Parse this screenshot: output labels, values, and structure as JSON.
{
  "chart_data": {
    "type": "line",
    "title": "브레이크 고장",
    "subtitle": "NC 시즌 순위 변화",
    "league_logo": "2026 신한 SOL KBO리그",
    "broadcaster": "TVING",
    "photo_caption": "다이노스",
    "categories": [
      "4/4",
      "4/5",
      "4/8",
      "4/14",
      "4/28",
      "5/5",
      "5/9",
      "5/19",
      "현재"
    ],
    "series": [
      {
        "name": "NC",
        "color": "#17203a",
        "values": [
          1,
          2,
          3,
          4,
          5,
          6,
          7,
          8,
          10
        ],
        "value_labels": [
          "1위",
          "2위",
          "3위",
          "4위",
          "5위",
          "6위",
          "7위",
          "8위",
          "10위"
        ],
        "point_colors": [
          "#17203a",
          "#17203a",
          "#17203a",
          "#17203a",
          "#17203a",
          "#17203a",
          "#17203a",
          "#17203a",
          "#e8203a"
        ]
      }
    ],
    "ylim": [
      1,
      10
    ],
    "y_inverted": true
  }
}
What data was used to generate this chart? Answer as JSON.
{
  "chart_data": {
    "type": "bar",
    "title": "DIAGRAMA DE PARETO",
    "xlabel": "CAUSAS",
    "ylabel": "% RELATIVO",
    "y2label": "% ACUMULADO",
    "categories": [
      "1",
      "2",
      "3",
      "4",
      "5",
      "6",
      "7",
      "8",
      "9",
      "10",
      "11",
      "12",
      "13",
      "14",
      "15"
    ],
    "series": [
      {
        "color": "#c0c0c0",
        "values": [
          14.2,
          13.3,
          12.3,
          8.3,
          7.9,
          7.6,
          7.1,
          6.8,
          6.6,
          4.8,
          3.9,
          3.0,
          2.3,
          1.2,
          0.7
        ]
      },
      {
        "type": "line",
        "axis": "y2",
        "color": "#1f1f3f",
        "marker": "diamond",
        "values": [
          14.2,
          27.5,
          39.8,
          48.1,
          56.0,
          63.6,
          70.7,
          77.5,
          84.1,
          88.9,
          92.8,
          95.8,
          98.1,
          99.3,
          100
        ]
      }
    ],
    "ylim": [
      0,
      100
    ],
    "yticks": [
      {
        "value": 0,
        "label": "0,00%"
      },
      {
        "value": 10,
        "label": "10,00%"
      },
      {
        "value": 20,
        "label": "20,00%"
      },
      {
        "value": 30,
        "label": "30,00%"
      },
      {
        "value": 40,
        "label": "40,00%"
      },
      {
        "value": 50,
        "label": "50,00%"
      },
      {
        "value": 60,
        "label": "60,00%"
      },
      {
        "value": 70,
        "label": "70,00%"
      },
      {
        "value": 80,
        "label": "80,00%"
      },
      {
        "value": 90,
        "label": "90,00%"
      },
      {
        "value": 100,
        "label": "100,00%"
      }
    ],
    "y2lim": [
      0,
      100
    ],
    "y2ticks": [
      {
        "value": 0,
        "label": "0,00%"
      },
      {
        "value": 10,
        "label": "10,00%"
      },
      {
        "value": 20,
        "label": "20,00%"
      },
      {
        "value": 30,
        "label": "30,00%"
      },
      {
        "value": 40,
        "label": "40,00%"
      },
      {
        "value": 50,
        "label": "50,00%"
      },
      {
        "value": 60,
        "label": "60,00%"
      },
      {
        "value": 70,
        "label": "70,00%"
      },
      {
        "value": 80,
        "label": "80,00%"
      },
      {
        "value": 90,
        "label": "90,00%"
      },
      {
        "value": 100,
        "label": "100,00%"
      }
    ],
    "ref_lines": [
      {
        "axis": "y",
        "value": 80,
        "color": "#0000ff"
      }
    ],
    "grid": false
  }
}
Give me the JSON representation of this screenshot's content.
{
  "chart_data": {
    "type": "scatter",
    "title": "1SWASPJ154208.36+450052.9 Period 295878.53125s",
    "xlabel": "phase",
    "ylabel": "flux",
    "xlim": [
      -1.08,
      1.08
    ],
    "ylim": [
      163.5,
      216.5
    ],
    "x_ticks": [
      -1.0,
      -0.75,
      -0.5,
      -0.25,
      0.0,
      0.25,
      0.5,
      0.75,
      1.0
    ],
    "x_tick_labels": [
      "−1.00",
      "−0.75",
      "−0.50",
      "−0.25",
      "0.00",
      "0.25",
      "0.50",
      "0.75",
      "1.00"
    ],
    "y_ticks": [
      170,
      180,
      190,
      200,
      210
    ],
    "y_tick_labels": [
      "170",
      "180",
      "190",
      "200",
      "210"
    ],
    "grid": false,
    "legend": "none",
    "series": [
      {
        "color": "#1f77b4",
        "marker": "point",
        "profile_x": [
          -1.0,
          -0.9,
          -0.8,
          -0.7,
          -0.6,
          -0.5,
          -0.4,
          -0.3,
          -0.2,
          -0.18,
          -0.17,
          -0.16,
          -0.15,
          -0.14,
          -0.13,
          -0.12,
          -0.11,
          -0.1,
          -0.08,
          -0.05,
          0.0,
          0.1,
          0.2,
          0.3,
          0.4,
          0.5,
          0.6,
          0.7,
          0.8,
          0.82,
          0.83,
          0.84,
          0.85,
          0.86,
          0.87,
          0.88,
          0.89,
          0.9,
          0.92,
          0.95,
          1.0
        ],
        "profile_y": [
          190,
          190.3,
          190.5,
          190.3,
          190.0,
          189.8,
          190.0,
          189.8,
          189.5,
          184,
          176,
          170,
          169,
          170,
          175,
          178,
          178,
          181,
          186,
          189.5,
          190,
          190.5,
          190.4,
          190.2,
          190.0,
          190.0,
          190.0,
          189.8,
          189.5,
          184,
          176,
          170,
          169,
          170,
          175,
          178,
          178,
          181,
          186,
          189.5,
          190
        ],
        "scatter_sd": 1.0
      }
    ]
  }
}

━━━━━━━━━━━━━━━━━━━━

Each record should come back exactly as written.

Parse this screenshot: output labels, values, and structure as JSON.
{
  "chart_data": {
    "type": "line",
    "title": "브레이크 고장",
    "subtitle": "NC 시즌 순위 변화",
    "league_logo": "2026 신한 SOL KBO리그",
    "broadcaster": "TVING",
    "photo_caption": "다이노스",
    "categories": [
      "4/4",
      "4/5",
      "4/8",
      "4/14",
      "4/28",
      "5/5",
      "5/9",
      "5/19",
      "현재"
    ],
    "series": [
      {
        "name": "NC",
        "color": "#17203a",
        "values": [
          1,
          2,
          3,
          4,
          5,
          6,
          7,
          8,
          10
        ],
        "value_labels": [
          "1위",
          "2위",
          "3위",
          "4위",
          "5위",
          "6위",
          "7위",
          "8위",
          "10위"
        ],
        "point_colors": [
          "#17203a",
          "#17203a",
          "#17203a",
          "#17203a",
          "#17203a",
          "#17203a",
          "#17203a",
          "#17203a",
          "#e8203a"
        ]
      }
    ],
    "ylim": [
      1,
      10
    ],
    "y_inverted": true
  }
}
What data was used to generate this chart? Answer as JSON.
{
  "chart_data": {
    "type": "bar",
    "title": "DIAGRAMA DE PARETO",
    "xlabel": "CAUSAS",
    "ylabel": "% RELATIVO",
    "y2label": "% ACUMULADO",
    "categories": [
      "1",
      "2",
      "3",
      "4",
      "5",
      "6",
      "7",
      "8",
      "9",
      "10",
      "11",
      "12",
      "13",
      "14",
      "15"
    ],
    "series": [
      {
        "color": "#c0c0c0",
        "values": [
          14.2,
          13.3,
          12.3,
          8.3,
          7.9,
          7.6,
          7.1,
          6.8,
          6.6,
          4.8,
          3.9,
          3.0,
          2.3,
          1.2,
          0.7
        ]
      },
      {
        "type": "line",
        "axis": "y2",
        "color": "#1f1f3f",
        "marker": "diamond",
        "values": [
          14.2,
          27.5,
          39.8,
          48.1,
          56.0,
          63.6,
          70.7,
          77.5,
          84.1,
          88.9,
          92.8,
          95.8,
          98.1,
          99.3,
          100
        ]
      }
    ],
    "ylim": [
      0,
      100
    ],
    "yticks": [
      {
        "value": 0,
        "label": "0,00%"
      },
      {
        "value": 10,
        "label": "10,00%"
      },
      {
        "value": 20,
        "label": "20,00%"
      },
      {
        "value": 30,
        "label": "30,00%"
      },
      {
        "value": 40,
        "label": "40,00%"
      },
      {
        "value": 50,
        "label": "50,00%"
      },
      {
        "value": 60,
        "label": "60,00%"
      },
      {
        "value": 70,
        "label": "70,00%"
      },
      {
        "value": 80,
        "label": "80,00%"
      },
      {
        "value": 90,
        "label": "90,00%"
      },
      {
        "value": 100,
        "label": "100,00%"
      }
    ],
    "y2lim": [
      0,
      100
    ],
    "y2ticks": [
      {
        "value": 0,
        "label": "0,00%"
      },
      {
        "value": 10,
        "label": "10,00%"
      },
      {
        "value": 20,
        "label": "20,00%"
      },
      {
        "value": 30,
        "label": "30,00%"
      },
      {
        "value": 40,
        "label": "40,00%"
      },
      {
        "value": 50,
        "label": "50,00%"
      },
      {
        "value": 60,
        "label": "60,00%"
      },
      {
        "value": 70,
        "label": "70,00%"
      },
      {
        "value": 80,
        "label": "80,00%"
      },
      {
        "value": 90,
        "label": "90,00%"
      },
      {
        "value": 100,
        "label": "100,00%"
      }
    ],
    "ref_lines": [
      {
        "axis": "y",
        "value": 80,
        "color": "#0000ff"
      }
    ],
    "grid": false
  }
}
Give me the JSON representation of this screenshot's content.
{
  "chart_data": {
    "type": "scatter",
    "title": "1SWASPJ154208.36+450052.9 Period 295878.53125s",
    "xlabel": "phase",
    "ylabel": "flux",
    "xlim": [
      -1.08,
      1.08
    ],
    "ylim": [
      163.5,
      216.5
    ],
    "x_ticks": [
      -1.0,
      -0.75,
      -0.5,
      -0.25,
      0.0,
      0.25,
      0.5,
      0.75,
      1.0
    ],
    "x_tick_labels": [
      "−1.00",
      "−0.75",
      "−0.50",
      "−0.25",
      "0.00",
      "0.25",
      "0.50",
      "0.75",
      "1.00"
    ],
    "y_ticks": [
      170,
      180,
      190,
      200,
      210
    ],
    "y_tick_labels": [
      "170",
      "180",
      "190",
      "200",
      "210"
    ],
    "grid": false,
    "legend": "none",
    "series": [
      {
        "color": "#1f77b4",
        "marker": "point",
        "profile_x": [
          -1.0,
          -0.9,
          -0.8,
          -0.7,
          -0.6,
          -0.5,
          -0.4,
          -0.3,
          -0.2,
          -0.18,
          -0.17,
          -0.16,
          -0.15,
          -0.14,
          -0.13,
          -0.12,
          -0.11,
          -0.1,
          -0.08,
          -0.05,
          0.0,
          0.1,
          0.2,
          0.3,
          0.4,
          0.5,
          0.6,
          0.7,
          0.8,
          0.82,
          0.83,
          0.84,
          0.85,
          0.86,
          0.87,
          0.88,
          0.89,
          0.9,
          0.92,
          0.95,
          1.0
        ],
        "profile_y": [
          190,
          190.3,
          190.5,
          190.3,
          190.0,
          189.8,
          190.0,
          189.8,
          189.5,
          184,
          176,
          170,
          169,
          170,
          175,
          178,
          178,
          181,
          186,
          189.5,
          190,
          190.5,
          190.4,
          190.2,
          190.0,
          190.0,
          190.0,
          189.8,
          189.5,
          184,
          176,
          170,
          169,
          170,
          175,
          178,
          178,
          181,
          186,
          189.5,
          190
        ],
        "scatter_sd": 1.0
      }
    ]
  }
}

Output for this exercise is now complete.